Task input>
┌──
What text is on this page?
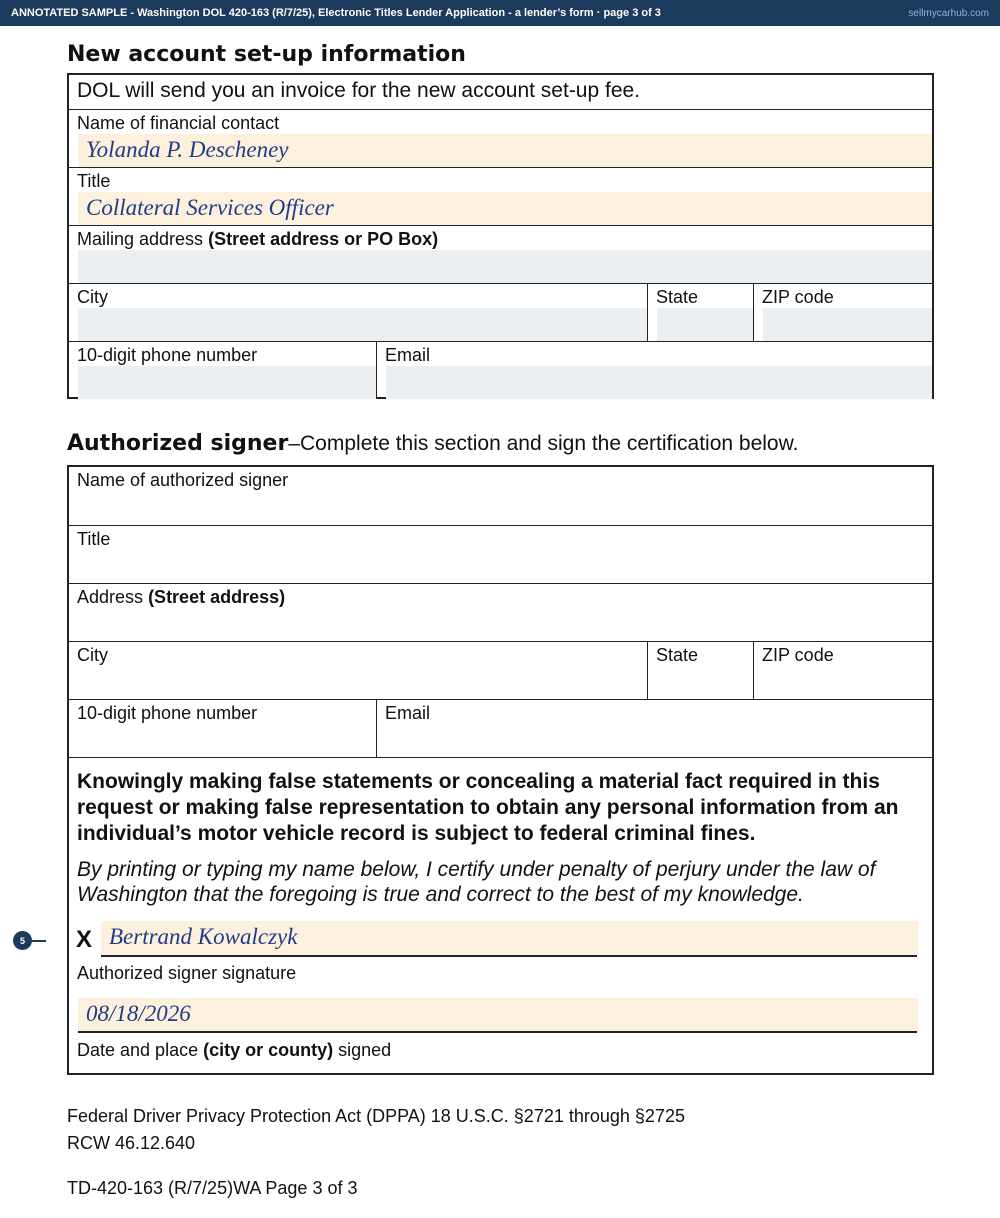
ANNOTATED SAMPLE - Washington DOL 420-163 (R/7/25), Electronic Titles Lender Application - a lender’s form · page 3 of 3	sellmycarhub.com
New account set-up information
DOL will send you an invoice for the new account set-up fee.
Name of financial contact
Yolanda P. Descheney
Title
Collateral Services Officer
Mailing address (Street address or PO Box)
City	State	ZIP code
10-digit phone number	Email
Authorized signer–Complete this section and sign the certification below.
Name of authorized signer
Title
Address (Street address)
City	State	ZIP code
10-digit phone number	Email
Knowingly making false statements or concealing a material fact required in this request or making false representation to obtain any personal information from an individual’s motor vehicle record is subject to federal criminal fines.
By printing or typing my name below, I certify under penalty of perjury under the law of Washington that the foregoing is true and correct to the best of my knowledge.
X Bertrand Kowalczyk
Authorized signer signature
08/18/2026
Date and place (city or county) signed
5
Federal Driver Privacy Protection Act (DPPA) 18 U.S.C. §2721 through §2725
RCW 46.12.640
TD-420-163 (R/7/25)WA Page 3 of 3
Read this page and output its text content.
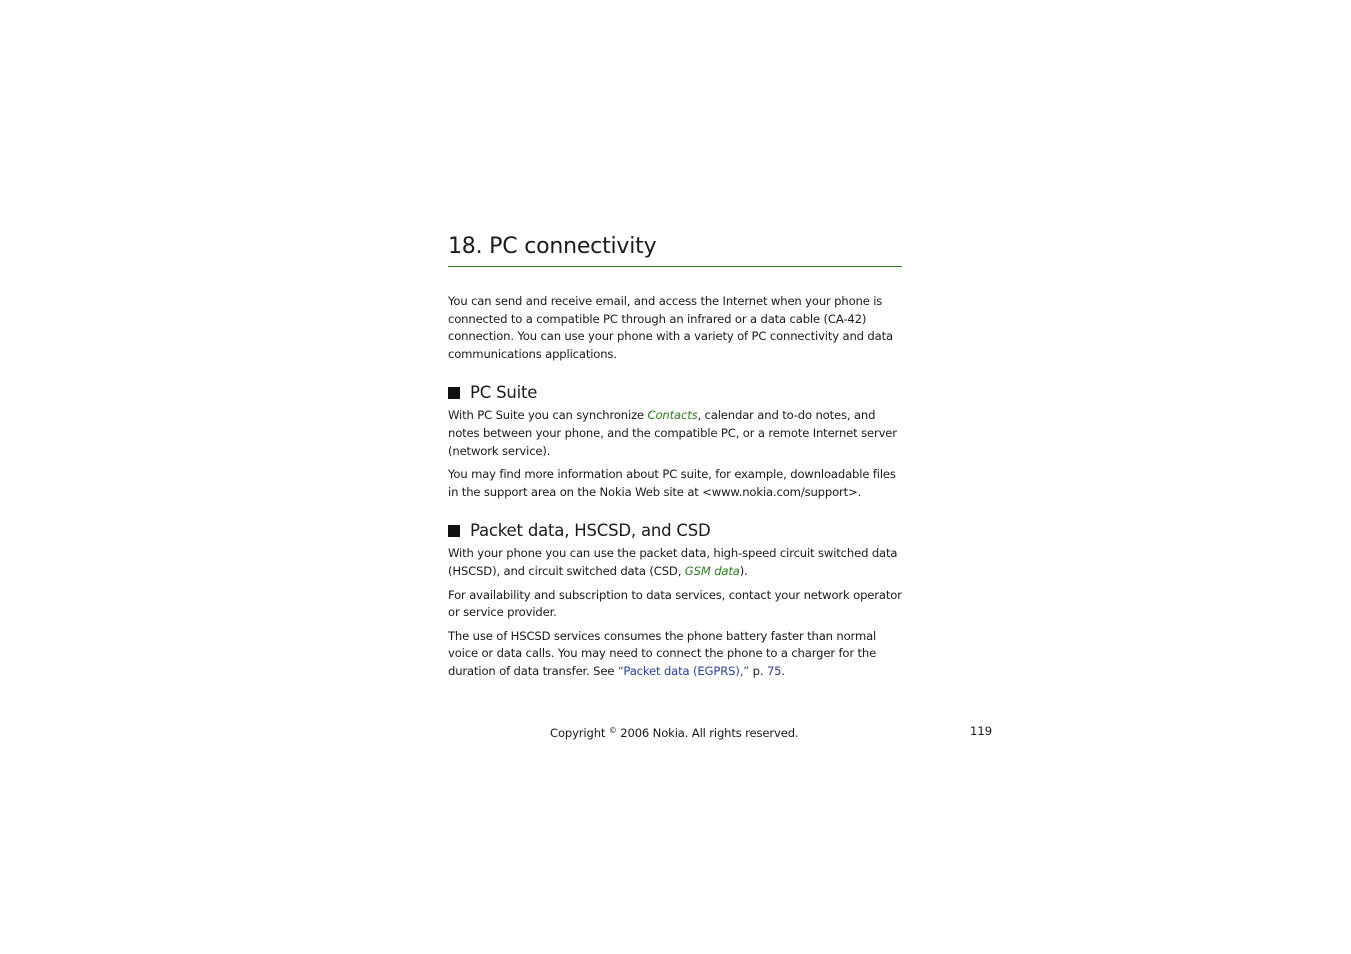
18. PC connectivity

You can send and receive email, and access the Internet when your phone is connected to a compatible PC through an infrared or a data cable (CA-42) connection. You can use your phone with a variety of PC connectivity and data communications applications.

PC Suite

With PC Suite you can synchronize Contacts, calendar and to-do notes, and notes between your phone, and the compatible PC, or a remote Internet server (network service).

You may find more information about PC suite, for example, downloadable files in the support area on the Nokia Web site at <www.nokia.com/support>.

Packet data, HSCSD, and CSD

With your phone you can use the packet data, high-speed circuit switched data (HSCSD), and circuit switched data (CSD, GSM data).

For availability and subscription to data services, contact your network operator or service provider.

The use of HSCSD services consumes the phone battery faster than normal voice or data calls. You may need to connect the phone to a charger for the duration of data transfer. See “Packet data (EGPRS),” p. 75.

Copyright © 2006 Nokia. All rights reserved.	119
└──
The request>
Return all of the entries word for word, but omit the pictures.

Finished answer>
What text is on this page?
ANNOTATED SAMPLE - Washington DOL 420-163 (R/7/25), Electronic Titles Lender Application - a lender’s form · page 3 of 3	sellmycarhub.com
New account set-up information
DOL will send you an invoice for the new account set-up fee.
Name of financial contact
Yolanda P. Descheney
Title
Collateral Services Officer
Mailing address (Street address or PO Box)
City	State	ZIP code
10-digit phone number	Email
Authorized signer–Complete this section and sign the certification below.
Name of authorized signer
Title
Address (Street address)
City	State	ZIP code
10-digit phone number	Email
Knowingly making false statements or concealing a material fact required in this request or making false representation to obtain any personal information from an individual’s motor vehicle record is subject to federal criminal fines.
By printing or typing my name below, I certify under penalty of perjury under the law of Washington that the foregoing is true and correct to the best of my knowledge.
X Bertrand Kowalczyk
Authorized signer signature
08/18/2026
Date and place (city or county) signed
5
Federal Driver Privacy Protection Act (DPPA) 18 U.S.C. §2721 through §2725
RCW 46.12.640
TD-420-163 (R/7/25)WA Page 3 of 3
Read this page and output its text content.
18. PC connectivity

You can send and receive email, and access the Internet when your phone is connected to a compatible PC through an infrared or a data cable (CA-42) connection. You can use your phone with a variety of PC connectivity and data communications applications.

PC Suite

With PC Suite you can synchronize Contacts, calendar and to-do notes, and notes between your phone, and the compatible PC, or a remote Internet server (network service).

You may find more information about PC suite, for example, downloadable files in the support area on the Nokia Web site at <www.nokia.com/support>.

Packet data, HSCSD, and CSD

With your phone you can use the packet data, high-speed circuit switched data (HSCSD), and circuit switched data (CSD, GSM data).

For availability and subscription to data services, contact your network operator or service provider.

The use of HSCSD services consumes the phone battery faster than normal voice or data calls. You may need to connect the phone to a charger for the duration of data transfer. See “Packet data (EGPRS),” p. 75.

Copyright © 2006 Nokia. All rights reserved.	119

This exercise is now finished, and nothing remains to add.